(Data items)
<<<<
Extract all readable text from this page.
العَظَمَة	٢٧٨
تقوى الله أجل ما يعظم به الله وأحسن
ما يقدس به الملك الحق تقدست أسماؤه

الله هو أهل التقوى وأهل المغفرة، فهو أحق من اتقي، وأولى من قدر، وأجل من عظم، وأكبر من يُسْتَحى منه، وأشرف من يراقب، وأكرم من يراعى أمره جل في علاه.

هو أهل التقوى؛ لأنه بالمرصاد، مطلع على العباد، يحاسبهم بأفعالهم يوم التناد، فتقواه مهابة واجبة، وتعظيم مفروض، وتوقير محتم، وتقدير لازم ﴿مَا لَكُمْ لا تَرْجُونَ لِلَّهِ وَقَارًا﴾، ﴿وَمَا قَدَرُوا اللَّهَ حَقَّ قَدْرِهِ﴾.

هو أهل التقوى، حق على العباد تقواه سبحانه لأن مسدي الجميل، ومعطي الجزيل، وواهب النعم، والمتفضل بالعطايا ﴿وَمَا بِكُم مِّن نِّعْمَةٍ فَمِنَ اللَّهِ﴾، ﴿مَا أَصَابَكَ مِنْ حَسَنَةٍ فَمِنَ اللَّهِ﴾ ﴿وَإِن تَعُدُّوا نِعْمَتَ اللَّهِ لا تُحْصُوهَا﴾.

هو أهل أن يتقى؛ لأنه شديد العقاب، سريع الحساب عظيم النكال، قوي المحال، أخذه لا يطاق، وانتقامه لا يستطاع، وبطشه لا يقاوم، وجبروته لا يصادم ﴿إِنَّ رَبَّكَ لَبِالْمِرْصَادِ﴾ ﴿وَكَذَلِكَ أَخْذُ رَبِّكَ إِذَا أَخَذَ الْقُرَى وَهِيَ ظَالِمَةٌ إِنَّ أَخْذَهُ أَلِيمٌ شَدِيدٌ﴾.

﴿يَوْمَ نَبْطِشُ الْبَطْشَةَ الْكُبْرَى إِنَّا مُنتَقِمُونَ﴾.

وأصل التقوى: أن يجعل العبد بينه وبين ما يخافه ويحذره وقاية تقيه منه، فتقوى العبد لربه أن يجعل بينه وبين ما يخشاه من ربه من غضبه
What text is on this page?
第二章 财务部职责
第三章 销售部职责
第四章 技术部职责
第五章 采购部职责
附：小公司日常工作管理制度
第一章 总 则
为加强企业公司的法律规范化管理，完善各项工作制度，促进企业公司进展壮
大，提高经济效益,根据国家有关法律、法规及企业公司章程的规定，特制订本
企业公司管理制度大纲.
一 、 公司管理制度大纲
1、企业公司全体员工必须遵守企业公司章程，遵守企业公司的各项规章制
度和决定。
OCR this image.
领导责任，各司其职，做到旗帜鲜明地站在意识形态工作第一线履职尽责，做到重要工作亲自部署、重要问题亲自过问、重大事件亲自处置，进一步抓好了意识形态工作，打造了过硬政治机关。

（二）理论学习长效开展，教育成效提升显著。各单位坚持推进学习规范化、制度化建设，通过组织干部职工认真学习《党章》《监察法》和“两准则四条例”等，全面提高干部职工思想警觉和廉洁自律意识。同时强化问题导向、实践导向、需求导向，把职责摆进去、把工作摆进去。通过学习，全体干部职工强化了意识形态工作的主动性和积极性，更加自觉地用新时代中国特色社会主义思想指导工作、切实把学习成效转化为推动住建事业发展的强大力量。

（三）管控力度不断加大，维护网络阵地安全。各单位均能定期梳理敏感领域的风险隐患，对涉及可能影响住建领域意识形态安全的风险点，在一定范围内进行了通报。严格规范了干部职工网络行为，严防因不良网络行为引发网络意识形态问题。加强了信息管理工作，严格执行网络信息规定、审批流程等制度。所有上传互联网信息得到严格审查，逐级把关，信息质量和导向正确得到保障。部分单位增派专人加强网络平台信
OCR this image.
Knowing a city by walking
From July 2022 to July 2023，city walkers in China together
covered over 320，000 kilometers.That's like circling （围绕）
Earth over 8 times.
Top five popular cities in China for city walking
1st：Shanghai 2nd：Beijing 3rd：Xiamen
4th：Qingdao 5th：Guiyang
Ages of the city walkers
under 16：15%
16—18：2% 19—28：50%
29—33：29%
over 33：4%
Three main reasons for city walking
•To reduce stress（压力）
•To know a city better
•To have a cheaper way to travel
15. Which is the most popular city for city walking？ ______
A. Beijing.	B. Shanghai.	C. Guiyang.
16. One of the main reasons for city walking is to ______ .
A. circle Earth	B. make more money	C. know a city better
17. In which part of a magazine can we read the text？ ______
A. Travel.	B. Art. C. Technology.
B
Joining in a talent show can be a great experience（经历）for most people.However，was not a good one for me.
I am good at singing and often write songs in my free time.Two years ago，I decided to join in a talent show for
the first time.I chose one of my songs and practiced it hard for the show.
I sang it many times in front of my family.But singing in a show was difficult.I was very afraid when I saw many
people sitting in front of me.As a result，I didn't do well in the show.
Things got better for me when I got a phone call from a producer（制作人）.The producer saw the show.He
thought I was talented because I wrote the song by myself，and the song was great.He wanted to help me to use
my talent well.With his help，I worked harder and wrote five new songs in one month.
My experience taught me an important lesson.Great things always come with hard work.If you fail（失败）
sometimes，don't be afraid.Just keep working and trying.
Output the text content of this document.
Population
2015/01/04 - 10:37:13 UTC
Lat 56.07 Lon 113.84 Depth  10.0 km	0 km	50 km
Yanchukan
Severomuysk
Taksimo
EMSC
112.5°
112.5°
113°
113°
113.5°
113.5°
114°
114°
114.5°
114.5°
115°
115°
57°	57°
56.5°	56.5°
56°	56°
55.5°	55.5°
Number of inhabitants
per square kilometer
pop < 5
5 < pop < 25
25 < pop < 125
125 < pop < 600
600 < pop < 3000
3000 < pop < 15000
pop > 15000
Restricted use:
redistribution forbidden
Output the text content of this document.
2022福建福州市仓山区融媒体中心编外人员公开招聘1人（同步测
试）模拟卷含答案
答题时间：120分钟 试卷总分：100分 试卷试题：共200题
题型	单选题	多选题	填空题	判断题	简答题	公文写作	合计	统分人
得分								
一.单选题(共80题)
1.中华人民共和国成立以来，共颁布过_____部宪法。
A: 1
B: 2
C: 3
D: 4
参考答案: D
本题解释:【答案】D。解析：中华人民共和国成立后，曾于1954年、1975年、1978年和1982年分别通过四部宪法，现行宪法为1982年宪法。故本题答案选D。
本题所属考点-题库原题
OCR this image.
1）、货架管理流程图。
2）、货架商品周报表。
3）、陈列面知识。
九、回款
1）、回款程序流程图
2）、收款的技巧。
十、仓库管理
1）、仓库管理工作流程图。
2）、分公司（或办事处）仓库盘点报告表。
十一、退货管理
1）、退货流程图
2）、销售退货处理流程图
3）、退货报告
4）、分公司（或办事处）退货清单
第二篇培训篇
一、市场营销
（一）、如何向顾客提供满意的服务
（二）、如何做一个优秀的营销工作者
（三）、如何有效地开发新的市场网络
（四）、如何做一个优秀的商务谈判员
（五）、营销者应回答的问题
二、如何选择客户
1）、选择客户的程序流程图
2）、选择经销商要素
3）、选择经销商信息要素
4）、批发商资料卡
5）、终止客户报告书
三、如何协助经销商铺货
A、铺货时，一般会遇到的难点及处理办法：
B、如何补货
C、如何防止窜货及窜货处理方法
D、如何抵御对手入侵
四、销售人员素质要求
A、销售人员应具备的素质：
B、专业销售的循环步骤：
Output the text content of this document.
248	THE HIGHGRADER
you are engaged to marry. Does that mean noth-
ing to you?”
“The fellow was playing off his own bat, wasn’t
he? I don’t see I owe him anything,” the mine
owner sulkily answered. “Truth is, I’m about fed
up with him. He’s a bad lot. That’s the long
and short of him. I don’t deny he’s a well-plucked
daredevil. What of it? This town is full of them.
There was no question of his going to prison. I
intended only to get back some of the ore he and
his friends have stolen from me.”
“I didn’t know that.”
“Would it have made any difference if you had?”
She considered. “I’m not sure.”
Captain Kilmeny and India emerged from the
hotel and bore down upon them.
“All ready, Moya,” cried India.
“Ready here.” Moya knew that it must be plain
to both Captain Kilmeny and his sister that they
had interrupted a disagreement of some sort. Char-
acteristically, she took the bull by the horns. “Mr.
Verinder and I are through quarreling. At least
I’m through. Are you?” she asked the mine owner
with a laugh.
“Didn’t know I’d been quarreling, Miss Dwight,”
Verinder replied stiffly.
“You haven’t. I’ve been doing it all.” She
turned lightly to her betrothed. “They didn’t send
>>>>
Written instruction => Filter the records above and return every line that holds the word "Guiyang".

Full output =>
4th：Qingdao 5th：Guiyang
A. Beijing.	B. Shanghai.	C. Guiyang.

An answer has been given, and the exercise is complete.